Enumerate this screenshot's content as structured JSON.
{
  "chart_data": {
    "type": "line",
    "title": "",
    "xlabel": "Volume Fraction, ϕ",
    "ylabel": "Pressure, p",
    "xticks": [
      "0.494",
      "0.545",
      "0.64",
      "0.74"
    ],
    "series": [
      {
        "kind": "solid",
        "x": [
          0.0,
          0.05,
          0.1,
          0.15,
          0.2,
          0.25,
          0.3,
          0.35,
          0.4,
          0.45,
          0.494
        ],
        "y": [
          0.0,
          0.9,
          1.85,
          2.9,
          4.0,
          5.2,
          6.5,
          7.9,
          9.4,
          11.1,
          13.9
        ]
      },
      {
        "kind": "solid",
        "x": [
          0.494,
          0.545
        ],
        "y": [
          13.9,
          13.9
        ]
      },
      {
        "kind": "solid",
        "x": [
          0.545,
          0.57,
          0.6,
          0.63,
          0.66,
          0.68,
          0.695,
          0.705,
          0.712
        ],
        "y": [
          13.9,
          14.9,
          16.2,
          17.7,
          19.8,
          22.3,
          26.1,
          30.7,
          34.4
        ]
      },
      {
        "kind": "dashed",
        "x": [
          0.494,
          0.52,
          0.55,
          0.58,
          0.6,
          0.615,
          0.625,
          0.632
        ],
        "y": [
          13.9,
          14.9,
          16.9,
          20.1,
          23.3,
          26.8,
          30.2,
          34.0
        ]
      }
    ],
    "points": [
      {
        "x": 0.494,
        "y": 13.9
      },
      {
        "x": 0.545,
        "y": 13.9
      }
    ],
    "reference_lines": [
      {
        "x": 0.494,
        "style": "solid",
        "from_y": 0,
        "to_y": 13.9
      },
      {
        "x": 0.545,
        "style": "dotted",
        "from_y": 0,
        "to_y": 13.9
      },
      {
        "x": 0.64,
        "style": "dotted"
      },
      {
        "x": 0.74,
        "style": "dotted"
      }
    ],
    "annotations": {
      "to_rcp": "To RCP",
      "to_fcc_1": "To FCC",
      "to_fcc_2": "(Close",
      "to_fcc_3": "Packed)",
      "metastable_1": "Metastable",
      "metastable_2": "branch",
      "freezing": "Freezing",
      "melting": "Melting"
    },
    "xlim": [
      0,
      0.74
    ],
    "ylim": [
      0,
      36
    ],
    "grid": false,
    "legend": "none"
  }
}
════════════════════
* _Problem to solve_: Go through the listing and print each line exactly as it appears.

* _Solution_:
Enumerate this screenshot's content as structured JSON.
{
  "chart_data": {
    "type": "line",
    "title": "",
    "xlabel": "Volume Fraction, ϕ",
    "ylabel": "Pressure, p",
    "xticks": [
      "0.494",
      "0.545",
      "0.64",
      "0.74"
    ],
    "series": [
      {
        "kind": "solid",
        "x": [
          0.0,
          0.05,
          0.1,
          0.15,
          0.2,
          0.25,
          0.3,
          0.35,
          0.4,
          0.45,
          0.494
        ],
        "y": [
          0.0,
          0.9,
          1.85,
          2.9,
          4.0,
          5.2,
          6.5,
          7.9,
          9.4,
          11.1,
          13.9
        ]
      },
      {
        "kind": "solid",
        "x": [
          0.494,
          0.545
        ],
        "y": [
          13.9,
          13.9
        ]
      },
      {
        "kind": "solid",
        "x": [
          0.545,
          0.57,
          0.6,
          0.63,
          0.66,
          0.68,
          0.695,
          0.705,
          0.712
        ],
        "y": [
          13.9,
          14.9,
          16.2,
          17.7,
          19.8,
          22.3,
          26.1,
          30.7,
          34.4
        ]
      },
      {
        "kind": "dashed",
        "x": [
          0.494,
          0.52,
          0.55,
          0.58,
          0.6,
          0.615,
          0.625,
          0.632
        ],
        "y": [
          13.9,
          14.9,
          16.9,
          20.1,
          23.3,
          26.8,
          30.2,
          34.0
        ]
      }
    ],
    "points": [
      {
        "x": 0.494,
        "y": 13.9
      },
      {
        "x": 0.545,
        "y": 13.9
      }
    ],
    "reference_lines": [
      {
        "x": 0.494,
        "style": "solid",
        "from_y": 0,
        "to_y": 13.9
      },
      {
        "x": 0.545,
        "style": "dotted",
        "from_y": 0,
        "to_y": 13.9
      },
      {
        "x": 0.64,
        "style": "dotted"
      },
      {
        "x": 0.74,
        "style": "dotted"
      }
    ],
    "annotations": {
      "to_rcp": "To RCP",
      "to_fcc_1": "To FCC",
      "to_fcc_2": "(Close",
      "to_fcc_3": "Packed)",
      "metastable_1": "Metastable",
      "metastable_2": "branch",
      "freezing": "Freezing",
      "melting": "Melting"
    },
    "xlim": [
      0,
      0.74
    ],
    "ylim": [
      0,
      36
    ],
    "grid": false,
    "legend": "none"
  }
}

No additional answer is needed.